* TEKS BACAAN *
Semua agama mempunyai mistikus, baik agama Abrahamik
maupun agama-agama Timur.
Rupanya, dalam setiap agama, jalan menuju Allah, baik
dalam bentuk spiritualitas umum maupun dalam bentuk khusus mistikus, selalu
melalui penyangkalan dunia, pengasingan… Rupanya, manusia itu bisa bertemu
dengan Allah dengan mengatasi, melupakan, menyangkal… yang duniawi.
Dan ini memang masuk akal, karena Allah itu berbeda
sekali dari semua dan setiap ciptaan. Kalau kita memegang sesuatu (pikiran,
perasaan, imaginasi, ritus…) itu pasti berbeda dari Allah. Mungkin adalah
simbolNya, tandaNya, pengantaraanNya, tetapi bukan Dia sebenarnya.
Tetapi, apakah itulah
satu-satunya jalan menuju Tuhan? Apakah kita dapat bertemu dengan Tuhan hanya sejauh
kita menolak dan menjauhi yang duniawi? Dan selama kita menyibukkan diri dengan
kegiatan duniawi (yang merupakan mungkin 95% dari kehidupan kita) berarti kita
tidak bisa bersatu dengan Tuhan? Dunia itu, hanya halangan? Atau bisa juga
merupakan kesempatan dalam mendekati Tuhan?
Saya rasa, kita harus belajar menjadikan yang duniawi
suatu jalan menuju Tuhan.
1. Karena, menurut iman kita, ciptaan itu sebenarnya
tidak jauh dari Tuhan. Dunia bisa berada karena tetap dalam perlindungan dan
topangan Tuhan. Setiap makluk berasal dari Tuhan, berada dalam Tuhan dan Tuhan
berada dalamnya.

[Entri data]

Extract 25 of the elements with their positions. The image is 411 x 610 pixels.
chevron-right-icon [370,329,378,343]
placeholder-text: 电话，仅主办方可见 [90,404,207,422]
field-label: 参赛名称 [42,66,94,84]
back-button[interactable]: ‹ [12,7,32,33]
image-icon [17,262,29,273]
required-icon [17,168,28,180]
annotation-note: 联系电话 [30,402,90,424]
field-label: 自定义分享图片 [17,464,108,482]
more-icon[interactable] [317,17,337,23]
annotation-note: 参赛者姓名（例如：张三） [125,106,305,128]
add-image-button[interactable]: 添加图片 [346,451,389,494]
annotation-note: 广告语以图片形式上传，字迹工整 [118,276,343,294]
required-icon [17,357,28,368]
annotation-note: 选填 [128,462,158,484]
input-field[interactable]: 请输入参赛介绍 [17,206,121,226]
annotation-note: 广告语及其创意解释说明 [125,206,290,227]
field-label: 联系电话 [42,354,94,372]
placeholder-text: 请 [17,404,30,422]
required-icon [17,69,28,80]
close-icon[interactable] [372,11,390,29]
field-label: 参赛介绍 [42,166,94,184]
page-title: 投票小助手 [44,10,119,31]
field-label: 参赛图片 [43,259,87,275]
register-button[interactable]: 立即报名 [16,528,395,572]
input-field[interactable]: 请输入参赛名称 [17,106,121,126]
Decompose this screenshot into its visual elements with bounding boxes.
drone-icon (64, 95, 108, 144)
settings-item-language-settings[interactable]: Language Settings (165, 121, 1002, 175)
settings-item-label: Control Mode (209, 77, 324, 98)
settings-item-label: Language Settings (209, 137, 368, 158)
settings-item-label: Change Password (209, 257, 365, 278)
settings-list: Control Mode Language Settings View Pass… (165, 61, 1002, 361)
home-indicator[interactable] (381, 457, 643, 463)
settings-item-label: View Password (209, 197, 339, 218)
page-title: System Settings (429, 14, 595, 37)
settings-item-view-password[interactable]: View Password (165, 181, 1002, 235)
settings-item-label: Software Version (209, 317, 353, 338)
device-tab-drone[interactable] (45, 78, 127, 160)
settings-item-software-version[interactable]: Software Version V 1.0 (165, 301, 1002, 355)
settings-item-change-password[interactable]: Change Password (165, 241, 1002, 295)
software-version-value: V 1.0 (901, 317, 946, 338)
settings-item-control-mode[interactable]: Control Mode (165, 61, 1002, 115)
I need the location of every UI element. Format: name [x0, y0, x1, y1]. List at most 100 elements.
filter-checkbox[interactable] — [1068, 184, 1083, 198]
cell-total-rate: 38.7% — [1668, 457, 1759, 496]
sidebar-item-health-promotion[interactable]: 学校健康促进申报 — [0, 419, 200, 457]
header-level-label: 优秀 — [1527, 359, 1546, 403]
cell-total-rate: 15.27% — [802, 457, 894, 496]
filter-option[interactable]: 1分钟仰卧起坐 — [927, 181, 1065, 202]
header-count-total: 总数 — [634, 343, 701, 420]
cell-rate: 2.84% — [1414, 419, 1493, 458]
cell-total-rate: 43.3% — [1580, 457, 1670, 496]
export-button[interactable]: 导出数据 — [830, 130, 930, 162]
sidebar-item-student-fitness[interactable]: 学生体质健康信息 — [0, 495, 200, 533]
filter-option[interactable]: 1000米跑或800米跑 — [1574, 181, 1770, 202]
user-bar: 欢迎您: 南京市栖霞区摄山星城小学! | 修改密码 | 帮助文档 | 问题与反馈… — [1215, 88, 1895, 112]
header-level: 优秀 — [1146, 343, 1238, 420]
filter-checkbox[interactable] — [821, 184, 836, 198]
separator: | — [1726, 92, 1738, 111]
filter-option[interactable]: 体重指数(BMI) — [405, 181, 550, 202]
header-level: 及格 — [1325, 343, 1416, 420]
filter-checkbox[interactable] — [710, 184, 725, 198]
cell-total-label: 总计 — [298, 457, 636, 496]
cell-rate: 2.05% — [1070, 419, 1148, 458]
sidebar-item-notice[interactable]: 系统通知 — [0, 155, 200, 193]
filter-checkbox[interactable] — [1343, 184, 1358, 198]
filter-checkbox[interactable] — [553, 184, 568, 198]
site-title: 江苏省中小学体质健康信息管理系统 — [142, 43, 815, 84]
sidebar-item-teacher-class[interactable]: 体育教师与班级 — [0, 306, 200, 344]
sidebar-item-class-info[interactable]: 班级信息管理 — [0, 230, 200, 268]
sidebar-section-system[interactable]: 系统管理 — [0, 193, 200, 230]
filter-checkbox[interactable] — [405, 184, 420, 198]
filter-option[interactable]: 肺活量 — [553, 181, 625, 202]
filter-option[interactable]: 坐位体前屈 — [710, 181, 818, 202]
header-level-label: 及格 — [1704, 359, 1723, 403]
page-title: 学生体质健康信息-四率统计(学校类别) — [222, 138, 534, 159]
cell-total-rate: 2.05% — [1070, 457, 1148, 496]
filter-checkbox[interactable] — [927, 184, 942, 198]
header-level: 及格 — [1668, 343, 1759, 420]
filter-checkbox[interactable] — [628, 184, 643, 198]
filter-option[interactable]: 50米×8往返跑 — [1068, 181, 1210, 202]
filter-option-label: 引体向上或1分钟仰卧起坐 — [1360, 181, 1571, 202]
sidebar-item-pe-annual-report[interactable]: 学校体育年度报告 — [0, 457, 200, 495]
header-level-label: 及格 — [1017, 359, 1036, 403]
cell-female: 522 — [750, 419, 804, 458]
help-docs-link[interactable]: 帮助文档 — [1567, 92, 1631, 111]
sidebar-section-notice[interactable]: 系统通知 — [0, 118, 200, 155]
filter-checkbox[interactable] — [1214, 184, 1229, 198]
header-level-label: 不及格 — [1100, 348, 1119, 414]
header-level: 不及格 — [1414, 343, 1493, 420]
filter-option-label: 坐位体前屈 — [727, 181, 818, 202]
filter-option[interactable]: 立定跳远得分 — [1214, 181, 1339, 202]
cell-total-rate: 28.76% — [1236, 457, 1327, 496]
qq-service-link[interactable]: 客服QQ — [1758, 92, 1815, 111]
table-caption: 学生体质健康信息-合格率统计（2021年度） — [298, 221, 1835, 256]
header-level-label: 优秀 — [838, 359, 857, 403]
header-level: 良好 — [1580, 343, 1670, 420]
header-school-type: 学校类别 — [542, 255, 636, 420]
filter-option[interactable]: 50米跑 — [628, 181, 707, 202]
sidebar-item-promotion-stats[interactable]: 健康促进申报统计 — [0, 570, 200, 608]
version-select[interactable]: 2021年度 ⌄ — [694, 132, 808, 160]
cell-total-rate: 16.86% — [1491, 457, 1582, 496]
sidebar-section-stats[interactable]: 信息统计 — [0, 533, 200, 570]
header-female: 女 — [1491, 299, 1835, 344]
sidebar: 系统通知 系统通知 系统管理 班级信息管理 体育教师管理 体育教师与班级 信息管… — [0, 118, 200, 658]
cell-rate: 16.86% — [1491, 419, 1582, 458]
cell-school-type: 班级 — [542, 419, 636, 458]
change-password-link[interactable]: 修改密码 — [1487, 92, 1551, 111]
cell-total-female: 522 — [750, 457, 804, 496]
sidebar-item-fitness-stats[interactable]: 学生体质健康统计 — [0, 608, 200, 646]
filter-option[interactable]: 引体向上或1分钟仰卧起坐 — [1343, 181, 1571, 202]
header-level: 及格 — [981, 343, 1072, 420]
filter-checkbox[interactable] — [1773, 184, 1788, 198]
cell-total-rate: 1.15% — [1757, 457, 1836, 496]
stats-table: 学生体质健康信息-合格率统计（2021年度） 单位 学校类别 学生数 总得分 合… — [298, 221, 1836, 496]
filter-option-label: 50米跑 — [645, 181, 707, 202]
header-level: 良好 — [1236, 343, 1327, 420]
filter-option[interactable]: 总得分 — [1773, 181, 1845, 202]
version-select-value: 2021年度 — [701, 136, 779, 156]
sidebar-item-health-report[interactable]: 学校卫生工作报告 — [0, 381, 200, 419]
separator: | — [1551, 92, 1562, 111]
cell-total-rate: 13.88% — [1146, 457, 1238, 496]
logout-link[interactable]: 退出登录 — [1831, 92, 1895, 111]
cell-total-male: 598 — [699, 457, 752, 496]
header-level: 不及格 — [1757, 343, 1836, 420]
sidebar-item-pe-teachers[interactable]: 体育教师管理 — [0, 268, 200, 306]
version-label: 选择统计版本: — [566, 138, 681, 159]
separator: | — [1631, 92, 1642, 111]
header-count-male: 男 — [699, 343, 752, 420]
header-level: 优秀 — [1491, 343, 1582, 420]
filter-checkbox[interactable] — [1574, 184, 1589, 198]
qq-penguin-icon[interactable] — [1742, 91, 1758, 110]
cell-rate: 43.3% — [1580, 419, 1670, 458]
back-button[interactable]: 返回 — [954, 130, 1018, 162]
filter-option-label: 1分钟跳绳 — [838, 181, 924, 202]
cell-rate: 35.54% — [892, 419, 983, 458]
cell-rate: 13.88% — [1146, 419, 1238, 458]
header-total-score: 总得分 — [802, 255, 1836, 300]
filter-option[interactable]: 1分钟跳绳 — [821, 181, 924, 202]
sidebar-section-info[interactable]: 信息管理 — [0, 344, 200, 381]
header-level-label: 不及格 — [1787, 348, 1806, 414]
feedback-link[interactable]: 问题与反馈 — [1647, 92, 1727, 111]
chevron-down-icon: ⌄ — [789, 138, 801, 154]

* PERTANYAAN MATERI *
- 1) Menurut teks tentang jalan menuju Tuhan, kegiatan duniawi mungkin merupakan berapa persen dari kehidupan kita?
- 2) Sambung teks tentang jalan menuju Tuhan, dimulai setelah kalimat terakhirnya.

* JAWABAN TUGAS *
- 1) Mungkin 95%.

- 2)
“Dia tidak jauh dari kita
masing-masing. Sebab di
dalam Dia kita hidup, kita bergerak, kita ada…” (Kis 17:27-28). “Namun
bagi kita hanya ada satu Allah saja, yaitu Bapa, yang dari pada-Nya berasal
segala sesuatu dan yang untuk Dia kita hidup, dan satu Tuhan saja, yaitu Yesus
Kristus, yang oleh-Nya segala sesuatu telah dijadikan dan yang karena Dia kita
hidup” (1Kor 8:6). Ciptaan itu terus berasal dari padaNya, seakan-akan sekarang
sedang keluar dari tanganNya. Andaikata dipisahkan dari Allah, hilanglah
ciptaan itu!
Jadi, ciptaan itu, kalau dimengerti dan dilihat dengan
mata iman, bukan sesuatu yang jauh dari Tuhan, tetapi sesuatu yang berada dalam
Allah, menghadirkan Allah dan bisa menjadi pengantara dengan Tuhan.
2. Apalagi, dalam pandangan kristiani, Allah sendiri
masuk dalam ciptaanNya, bahkan “menjadi daging” (Yoh 1: 14), menyatu dengan
ciptaan, sehingga, dalam diri Yesus tidak bisa dipisahkan yang
duniawi/manusiawi dari keilahianNya.
Sejak itu (Paulus mengatakan: sejak sediakala),
seluruh dunia bersifat “kristik”.
“Segala sesuatu diciptakan oleh Dia dan untuk Dia… dan
segala sesuatu ada di dalam Dia” (Kol 1:16-17); artinya: dari Dia
mengambil keberadaan/eksistensi dan identitasnya.
3. Ditambah lagi pengertian
keselamatan yang menyeluruh. Keselamatan itu tidak mencakup hanya jiwa, tetapi
seluruh kepribadian (dengan pikiran, perasaan, nilai, relasi, bahkan badan
sendiri yang akan ikut dalam kemuliaan nanti); tidak menyangkut hanya hubungan
dengan Tuhan, tetapi juga relasi yang dalam dengan sesama manusia; tidak
terwujud hanya sesudah kematian, tetapi sejak sekarang; tidak bersifat hanya
individualistik, tetapi merangkul sejarah dan hubungan manusia yang
seluas-luasnya…
Yesus berbicara tentang suatu
“kehidupan dalam bentuk berlimpah” (Yoh 10:10) karena intinya adalah kesatuan
antara Allah dan manusia dan dengan demikian memenuhi dan melimpahi semua
hubungan yang lain… Jadi, kepenuhan kehidupan itu menyentuh seluruh hidup kita,
bukan nampak dalam kegiatan rohani saja...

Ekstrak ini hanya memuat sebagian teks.